**TASK OBJECTIVE**
Return verbatim every line of the records from the first line up to and including the line containing "779, 765, 874]".

Collected data entries
◇ ◇ ◇ ◇ ◇

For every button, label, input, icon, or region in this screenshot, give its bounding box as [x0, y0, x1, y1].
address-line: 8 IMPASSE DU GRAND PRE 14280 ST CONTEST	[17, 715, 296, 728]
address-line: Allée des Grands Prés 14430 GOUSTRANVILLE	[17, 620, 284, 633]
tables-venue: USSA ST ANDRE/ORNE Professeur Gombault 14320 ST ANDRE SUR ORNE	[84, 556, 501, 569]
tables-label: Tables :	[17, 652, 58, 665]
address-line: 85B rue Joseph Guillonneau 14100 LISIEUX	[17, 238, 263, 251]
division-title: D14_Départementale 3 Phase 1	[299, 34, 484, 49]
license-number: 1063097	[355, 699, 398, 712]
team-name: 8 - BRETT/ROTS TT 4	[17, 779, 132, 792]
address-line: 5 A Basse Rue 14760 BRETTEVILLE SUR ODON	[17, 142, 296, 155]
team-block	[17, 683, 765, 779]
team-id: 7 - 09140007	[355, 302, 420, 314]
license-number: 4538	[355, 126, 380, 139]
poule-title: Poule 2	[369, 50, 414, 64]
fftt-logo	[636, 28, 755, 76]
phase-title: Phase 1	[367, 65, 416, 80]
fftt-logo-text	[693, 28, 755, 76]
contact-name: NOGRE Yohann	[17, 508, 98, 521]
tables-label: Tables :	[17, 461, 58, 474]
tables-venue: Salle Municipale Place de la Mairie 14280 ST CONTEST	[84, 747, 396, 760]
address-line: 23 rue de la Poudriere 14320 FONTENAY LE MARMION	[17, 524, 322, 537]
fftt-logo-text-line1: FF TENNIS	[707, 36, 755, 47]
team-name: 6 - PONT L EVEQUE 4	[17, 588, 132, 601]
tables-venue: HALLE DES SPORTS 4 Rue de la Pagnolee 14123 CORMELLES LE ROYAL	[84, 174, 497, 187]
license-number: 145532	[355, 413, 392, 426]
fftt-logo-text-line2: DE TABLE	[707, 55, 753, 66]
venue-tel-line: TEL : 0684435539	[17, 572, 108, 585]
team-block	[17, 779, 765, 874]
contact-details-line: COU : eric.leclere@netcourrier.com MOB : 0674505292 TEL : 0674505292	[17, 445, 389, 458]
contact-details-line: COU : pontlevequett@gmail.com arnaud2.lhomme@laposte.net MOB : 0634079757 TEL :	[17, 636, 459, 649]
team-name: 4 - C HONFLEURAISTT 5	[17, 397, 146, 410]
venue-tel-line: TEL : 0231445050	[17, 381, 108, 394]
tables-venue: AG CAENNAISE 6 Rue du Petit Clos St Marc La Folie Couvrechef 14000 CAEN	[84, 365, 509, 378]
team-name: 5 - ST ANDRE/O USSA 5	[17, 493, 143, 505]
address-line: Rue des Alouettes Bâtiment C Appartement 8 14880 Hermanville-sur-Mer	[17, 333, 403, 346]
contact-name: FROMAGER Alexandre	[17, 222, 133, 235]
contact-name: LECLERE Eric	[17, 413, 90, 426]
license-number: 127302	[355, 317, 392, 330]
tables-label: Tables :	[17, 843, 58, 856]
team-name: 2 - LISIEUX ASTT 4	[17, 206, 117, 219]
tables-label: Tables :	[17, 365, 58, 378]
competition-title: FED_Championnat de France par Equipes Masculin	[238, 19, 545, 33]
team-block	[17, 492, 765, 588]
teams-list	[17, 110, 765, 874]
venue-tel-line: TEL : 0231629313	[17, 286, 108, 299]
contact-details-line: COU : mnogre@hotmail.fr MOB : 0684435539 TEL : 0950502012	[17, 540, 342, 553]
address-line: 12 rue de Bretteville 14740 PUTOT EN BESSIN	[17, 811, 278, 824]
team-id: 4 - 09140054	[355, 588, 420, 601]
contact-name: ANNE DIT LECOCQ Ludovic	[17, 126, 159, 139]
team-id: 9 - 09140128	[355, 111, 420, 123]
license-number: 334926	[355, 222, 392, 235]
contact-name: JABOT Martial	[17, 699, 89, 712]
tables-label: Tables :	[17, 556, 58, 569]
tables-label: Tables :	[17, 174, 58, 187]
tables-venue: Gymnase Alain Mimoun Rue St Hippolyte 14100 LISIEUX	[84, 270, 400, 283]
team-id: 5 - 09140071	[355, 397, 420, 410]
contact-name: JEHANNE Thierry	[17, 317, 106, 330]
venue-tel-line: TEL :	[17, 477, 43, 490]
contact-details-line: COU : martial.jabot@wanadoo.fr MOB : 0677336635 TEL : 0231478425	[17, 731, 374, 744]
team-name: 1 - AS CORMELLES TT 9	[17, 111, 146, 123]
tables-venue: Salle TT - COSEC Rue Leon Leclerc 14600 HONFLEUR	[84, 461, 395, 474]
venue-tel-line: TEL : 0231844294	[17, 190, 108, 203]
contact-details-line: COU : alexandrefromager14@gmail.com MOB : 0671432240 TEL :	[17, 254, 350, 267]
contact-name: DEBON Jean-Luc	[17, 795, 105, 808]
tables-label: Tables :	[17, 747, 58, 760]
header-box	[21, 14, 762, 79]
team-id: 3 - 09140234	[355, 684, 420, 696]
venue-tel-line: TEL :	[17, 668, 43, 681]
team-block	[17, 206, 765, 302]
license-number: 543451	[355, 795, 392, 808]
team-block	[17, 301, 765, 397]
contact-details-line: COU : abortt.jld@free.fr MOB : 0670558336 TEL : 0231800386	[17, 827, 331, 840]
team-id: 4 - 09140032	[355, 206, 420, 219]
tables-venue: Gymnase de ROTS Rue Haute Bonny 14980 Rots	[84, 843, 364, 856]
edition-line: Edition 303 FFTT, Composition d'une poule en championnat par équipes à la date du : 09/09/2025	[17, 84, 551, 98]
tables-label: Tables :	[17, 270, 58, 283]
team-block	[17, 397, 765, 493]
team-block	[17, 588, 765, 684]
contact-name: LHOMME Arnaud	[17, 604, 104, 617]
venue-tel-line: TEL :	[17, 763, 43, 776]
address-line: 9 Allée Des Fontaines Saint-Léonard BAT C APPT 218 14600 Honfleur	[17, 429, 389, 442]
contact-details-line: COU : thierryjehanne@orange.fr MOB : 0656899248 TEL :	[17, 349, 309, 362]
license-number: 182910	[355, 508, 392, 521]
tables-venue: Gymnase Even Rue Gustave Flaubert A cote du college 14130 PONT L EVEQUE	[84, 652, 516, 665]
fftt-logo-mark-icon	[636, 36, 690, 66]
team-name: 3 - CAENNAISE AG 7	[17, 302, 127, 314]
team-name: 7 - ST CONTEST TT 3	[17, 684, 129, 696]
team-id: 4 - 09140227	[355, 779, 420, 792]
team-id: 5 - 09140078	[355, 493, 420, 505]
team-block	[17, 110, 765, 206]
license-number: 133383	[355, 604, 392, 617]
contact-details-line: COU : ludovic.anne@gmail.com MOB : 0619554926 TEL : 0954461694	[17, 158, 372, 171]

◇ ◇ ◇ ◇ ◇

**THE COMPLETED TASK**
For every button, label, input, icon, or region in this screenshot, give its bounding box as [x0, y0, x1, y1].
address-line: 8 IMPASSE DU GRAND PRE 14280 ST CONTEST	[17, 715, 296, 728]
address-line: Allée des Grands Prés 14430 GOUSTRANVILLE	[17, 620, 284, 633]
tables-venue: USSA ST ANDRE/ORNE Professeur Gombault 14320 ST ANDRE SUR ORNE	[84, 556, 501, 569]
tables-label: Tables :	[17, 652, 58, 665]
address-line: 85B rue Joseph Guillonneau 14100 LISIEUX	[17, 238, 263, 251]
division-title: D14_Départementale 3 Phase 1	[299, 34, 484, 49]
license-number: 1063097	[355, 699, 398, 712]
team-name: 8 - BRETT/ROTS TT 4	[17, 779, 132, 792]
address-line: 5 A Basse Rue 14760 BRETTEVILLE SUR ODON	[17, 142, 296, 155]
team-block	[17, 683, 765, 779]
team-id: 7 - 09140007	[355, 302, 420, 314]
license-number: 4538	[355, 126, 380, 139]
poule-title: Poule 2	[369, 50, 414, 64]
fftt-logo	[636, 28, 755, 76]
phase-title: Phase 1	[367, 65, 416, 80]
fftt-logo-text	[693, 28, 755, 76]
contact-name: NOGRE Yohann	[17, 508, 98, 521]
tables-label: Tables :	[17, 461, 58, 474]
tables-venue: Salle Municipale Place de la Mairie 14280 ST CONTEST	[84, 747, 396, 760]
address-line: 23 rue de la Poudriere 14320 FONTENAY LE MARMION	[17, 524, 322, 537]
fftt-logo-text-line1: FF TENNIS	[707, 36, 755, 47]
team-name: 6 - PONT L EVEQUE 4	[17, 588, 132, 601]
tables-venue: HALLE DES SPORTS 4 Rue de la Pagnolee 14123 CORMELLES LE ROYAL	[84, 174, 497, 187]
license-number: 145532	[355, 413, 392, 426]
fftt-logo-text-line2: DE TABLE	[707, 55, 753, 66]
venue-tel-line: TEL : 0684435539	[17, 572, 108, 585]
team-block	[17, 779, 765, 874]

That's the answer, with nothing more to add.